■ **Your task**
Which lines below hold the word "actuariel"? Report each one.

* BEGIN Recorded data *

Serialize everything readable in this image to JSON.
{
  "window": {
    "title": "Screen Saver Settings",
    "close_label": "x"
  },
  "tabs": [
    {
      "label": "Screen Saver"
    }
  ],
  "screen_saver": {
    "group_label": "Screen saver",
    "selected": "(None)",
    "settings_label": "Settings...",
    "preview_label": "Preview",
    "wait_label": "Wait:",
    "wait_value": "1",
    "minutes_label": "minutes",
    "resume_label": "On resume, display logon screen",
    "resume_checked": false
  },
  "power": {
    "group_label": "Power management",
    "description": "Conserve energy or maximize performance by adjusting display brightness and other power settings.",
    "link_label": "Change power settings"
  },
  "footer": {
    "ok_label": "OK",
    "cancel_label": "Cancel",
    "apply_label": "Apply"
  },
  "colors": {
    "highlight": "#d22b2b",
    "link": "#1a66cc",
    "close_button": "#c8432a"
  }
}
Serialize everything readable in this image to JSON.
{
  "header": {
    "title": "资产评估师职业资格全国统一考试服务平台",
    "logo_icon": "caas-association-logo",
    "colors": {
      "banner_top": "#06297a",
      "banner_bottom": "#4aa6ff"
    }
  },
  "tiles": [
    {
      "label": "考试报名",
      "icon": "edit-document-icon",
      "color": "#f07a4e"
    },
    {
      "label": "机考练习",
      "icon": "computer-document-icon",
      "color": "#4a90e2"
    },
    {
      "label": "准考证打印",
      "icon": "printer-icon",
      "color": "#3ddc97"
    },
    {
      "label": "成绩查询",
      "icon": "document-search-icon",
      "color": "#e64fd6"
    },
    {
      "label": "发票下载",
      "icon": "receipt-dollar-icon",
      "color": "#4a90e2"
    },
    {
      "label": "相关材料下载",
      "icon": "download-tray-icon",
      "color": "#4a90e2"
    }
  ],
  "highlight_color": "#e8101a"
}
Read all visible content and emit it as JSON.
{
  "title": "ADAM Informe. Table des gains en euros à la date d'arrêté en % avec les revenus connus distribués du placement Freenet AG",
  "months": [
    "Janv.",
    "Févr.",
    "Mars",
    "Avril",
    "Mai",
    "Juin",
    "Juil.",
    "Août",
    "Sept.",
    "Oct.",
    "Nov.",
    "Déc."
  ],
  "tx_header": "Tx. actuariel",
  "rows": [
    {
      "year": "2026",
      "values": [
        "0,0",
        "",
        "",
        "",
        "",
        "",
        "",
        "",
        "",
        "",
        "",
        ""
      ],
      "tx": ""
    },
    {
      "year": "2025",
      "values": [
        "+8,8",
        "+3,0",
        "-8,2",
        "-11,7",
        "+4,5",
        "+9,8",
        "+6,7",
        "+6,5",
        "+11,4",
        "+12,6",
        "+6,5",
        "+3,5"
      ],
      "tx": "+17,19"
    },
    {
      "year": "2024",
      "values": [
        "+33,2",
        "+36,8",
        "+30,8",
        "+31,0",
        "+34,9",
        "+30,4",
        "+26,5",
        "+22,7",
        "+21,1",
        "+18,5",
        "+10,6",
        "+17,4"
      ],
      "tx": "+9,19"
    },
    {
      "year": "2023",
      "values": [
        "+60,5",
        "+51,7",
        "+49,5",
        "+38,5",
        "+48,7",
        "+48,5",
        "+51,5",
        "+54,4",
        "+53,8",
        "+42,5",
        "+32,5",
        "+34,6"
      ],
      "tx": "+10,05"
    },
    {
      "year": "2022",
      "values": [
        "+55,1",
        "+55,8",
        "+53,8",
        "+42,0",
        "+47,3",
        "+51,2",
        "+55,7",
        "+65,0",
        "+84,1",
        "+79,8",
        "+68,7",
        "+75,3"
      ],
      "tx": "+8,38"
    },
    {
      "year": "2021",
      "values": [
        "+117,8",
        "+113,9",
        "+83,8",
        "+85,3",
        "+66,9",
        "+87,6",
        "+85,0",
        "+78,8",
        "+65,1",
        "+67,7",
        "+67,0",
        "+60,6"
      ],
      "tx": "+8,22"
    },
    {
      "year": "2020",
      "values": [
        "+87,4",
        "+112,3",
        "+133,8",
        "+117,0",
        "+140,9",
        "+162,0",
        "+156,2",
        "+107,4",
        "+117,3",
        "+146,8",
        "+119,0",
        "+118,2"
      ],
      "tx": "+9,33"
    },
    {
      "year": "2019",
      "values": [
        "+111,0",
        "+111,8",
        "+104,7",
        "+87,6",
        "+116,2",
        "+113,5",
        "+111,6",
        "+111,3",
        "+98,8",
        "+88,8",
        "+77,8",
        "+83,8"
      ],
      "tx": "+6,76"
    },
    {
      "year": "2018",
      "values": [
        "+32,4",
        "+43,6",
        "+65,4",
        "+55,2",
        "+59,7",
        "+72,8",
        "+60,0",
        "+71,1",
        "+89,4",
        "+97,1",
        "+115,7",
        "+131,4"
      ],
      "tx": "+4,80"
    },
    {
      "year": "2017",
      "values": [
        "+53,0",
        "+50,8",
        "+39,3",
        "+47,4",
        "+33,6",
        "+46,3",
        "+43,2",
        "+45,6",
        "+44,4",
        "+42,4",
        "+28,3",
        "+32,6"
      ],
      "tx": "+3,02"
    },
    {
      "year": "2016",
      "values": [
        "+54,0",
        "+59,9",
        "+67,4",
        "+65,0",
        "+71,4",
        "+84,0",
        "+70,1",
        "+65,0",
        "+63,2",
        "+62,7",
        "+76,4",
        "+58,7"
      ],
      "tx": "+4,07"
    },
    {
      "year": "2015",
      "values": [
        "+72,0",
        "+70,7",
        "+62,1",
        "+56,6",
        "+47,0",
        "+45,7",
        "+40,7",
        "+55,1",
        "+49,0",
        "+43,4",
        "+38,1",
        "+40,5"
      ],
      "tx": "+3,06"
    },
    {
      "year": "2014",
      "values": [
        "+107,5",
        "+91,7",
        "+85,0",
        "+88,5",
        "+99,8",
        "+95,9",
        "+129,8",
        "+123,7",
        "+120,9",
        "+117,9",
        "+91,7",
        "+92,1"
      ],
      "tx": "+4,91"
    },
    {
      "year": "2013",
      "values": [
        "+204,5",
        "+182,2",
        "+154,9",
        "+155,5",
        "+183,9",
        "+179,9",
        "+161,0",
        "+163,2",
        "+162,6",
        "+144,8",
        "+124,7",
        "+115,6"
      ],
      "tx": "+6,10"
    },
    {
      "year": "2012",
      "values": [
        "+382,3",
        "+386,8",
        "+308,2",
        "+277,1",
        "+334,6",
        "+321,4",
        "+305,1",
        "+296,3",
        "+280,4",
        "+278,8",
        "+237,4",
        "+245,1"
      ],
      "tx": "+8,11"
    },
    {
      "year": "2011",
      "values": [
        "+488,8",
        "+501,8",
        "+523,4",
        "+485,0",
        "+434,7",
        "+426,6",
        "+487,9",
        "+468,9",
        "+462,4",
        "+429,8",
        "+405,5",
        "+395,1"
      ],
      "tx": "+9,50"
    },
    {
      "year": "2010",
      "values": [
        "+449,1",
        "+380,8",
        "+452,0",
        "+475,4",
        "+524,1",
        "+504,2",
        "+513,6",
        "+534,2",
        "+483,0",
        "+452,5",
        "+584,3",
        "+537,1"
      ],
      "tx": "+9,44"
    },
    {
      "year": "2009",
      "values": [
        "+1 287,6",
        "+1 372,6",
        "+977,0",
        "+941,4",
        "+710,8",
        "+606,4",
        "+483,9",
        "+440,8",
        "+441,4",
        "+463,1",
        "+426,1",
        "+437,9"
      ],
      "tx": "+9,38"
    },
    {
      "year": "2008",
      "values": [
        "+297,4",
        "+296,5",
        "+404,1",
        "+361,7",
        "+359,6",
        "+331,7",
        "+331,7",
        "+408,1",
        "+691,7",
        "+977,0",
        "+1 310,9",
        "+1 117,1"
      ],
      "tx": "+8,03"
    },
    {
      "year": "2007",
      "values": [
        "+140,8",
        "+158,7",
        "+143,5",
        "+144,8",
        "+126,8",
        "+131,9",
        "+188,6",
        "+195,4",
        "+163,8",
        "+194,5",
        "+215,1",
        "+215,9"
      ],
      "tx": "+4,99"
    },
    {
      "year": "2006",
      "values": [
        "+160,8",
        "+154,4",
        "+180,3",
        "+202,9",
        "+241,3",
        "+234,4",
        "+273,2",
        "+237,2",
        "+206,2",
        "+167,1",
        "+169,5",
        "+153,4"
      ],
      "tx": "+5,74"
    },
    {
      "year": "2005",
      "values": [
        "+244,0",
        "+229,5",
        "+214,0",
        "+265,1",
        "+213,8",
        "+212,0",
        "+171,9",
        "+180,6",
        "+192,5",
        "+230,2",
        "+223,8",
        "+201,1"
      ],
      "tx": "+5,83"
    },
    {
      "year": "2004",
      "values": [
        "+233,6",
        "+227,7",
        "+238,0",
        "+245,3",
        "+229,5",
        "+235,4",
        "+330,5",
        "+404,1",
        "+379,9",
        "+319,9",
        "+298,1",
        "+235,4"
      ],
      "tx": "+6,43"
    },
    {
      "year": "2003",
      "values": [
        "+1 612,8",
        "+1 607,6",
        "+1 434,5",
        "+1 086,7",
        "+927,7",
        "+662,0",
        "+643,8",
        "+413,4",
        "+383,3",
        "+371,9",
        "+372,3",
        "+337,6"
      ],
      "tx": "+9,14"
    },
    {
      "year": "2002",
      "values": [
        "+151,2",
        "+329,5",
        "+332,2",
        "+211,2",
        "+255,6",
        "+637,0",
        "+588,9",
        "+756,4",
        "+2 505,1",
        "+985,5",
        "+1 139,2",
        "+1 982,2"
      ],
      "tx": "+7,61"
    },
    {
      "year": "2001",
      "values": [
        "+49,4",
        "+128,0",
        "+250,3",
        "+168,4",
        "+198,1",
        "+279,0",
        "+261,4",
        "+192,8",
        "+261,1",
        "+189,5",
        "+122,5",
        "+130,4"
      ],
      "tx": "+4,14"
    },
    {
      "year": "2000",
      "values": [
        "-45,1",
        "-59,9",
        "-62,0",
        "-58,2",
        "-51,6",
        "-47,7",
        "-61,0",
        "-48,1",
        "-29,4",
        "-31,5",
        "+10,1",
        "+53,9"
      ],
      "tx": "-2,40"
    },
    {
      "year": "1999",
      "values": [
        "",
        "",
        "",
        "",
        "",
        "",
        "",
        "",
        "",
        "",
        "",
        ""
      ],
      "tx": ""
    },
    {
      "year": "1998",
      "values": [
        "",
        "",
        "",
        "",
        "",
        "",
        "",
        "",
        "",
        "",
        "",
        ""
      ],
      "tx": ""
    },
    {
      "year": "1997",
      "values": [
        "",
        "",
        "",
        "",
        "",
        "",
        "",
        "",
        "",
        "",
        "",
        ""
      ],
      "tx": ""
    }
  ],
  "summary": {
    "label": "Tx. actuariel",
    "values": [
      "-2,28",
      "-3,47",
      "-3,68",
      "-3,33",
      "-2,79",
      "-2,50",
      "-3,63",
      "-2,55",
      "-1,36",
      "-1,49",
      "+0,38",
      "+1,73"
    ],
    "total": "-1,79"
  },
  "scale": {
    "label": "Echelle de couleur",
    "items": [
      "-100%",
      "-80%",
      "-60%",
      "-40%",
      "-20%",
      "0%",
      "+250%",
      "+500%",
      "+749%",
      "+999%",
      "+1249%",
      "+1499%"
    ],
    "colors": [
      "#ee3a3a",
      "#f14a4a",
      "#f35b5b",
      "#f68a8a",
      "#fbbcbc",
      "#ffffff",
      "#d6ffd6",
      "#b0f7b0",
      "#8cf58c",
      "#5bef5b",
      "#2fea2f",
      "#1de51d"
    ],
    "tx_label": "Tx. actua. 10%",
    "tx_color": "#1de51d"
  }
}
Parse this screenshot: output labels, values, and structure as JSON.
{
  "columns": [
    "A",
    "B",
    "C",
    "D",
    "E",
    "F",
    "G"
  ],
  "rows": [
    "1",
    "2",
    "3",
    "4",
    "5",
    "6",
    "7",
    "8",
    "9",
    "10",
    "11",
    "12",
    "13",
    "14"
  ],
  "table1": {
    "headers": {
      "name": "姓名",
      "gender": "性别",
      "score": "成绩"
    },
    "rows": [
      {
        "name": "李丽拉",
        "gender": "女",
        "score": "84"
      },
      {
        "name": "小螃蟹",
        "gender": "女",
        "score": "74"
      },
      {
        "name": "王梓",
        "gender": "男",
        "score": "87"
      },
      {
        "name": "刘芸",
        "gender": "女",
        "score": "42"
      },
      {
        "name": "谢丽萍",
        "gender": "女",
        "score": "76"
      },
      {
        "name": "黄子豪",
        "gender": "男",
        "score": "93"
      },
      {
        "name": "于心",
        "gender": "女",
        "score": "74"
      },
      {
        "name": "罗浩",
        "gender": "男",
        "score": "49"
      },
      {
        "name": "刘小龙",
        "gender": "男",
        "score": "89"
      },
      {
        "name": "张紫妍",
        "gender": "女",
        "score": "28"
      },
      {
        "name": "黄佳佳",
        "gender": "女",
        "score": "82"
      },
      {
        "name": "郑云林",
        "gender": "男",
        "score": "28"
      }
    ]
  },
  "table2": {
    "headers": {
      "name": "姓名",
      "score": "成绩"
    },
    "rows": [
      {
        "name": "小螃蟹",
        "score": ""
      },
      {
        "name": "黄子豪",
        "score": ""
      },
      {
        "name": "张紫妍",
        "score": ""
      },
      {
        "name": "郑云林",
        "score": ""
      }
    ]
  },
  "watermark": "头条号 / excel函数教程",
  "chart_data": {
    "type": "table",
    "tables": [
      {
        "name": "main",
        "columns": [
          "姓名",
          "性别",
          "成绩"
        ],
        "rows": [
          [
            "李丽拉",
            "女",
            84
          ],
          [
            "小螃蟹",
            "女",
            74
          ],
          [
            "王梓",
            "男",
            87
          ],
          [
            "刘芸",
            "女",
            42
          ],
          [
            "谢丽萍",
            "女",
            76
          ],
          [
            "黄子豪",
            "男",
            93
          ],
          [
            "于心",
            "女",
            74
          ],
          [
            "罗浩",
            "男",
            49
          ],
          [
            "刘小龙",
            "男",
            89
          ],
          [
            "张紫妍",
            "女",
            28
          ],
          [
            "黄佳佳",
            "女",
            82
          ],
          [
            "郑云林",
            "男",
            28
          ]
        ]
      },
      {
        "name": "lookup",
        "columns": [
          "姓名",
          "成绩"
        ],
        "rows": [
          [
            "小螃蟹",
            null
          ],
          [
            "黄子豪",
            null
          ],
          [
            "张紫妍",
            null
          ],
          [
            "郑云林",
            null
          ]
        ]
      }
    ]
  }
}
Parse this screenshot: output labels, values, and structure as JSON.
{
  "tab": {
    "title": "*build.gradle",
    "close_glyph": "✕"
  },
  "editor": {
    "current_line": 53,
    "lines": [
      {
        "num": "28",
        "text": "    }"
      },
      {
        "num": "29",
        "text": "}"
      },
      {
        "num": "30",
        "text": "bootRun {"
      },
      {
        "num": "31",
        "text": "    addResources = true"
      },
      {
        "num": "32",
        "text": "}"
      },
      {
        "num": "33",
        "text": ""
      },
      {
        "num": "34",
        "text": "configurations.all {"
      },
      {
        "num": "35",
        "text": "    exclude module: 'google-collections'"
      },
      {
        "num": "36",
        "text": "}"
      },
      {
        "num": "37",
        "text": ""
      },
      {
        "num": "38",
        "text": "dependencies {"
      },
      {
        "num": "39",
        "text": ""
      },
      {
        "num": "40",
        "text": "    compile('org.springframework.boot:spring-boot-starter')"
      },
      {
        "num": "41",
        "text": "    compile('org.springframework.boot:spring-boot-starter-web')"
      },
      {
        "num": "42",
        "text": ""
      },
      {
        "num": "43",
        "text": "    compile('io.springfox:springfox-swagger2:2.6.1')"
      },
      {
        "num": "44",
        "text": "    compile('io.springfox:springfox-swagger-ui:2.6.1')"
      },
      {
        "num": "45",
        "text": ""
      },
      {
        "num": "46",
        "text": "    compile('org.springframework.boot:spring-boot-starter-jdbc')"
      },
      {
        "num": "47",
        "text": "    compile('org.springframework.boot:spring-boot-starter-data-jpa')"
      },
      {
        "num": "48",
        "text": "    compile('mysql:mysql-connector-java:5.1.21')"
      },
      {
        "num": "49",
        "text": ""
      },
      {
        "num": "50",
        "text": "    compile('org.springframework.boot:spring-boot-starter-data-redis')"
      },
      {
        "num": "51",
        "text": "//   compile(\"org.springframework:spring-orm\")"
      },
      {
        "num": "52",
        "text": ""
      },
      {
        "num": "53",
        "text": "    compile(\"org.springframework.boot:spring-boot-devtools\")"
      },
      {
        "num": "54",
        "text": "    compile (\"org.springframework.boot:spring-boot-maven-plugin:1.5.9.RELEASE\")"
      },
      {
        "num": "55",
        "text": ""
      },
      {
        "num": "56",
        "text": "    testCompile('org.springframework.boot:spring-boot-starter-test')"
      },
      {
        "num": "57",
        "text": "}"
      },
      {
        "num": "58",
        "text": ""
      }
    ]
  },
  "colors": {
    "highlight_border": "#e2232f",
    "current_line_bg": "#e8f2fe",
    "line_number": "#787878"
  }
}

* END Recorded data *

■ **Finished exercise**
  "tx_header": "Tx. actuariel",
    "label": "Tx. actuariel",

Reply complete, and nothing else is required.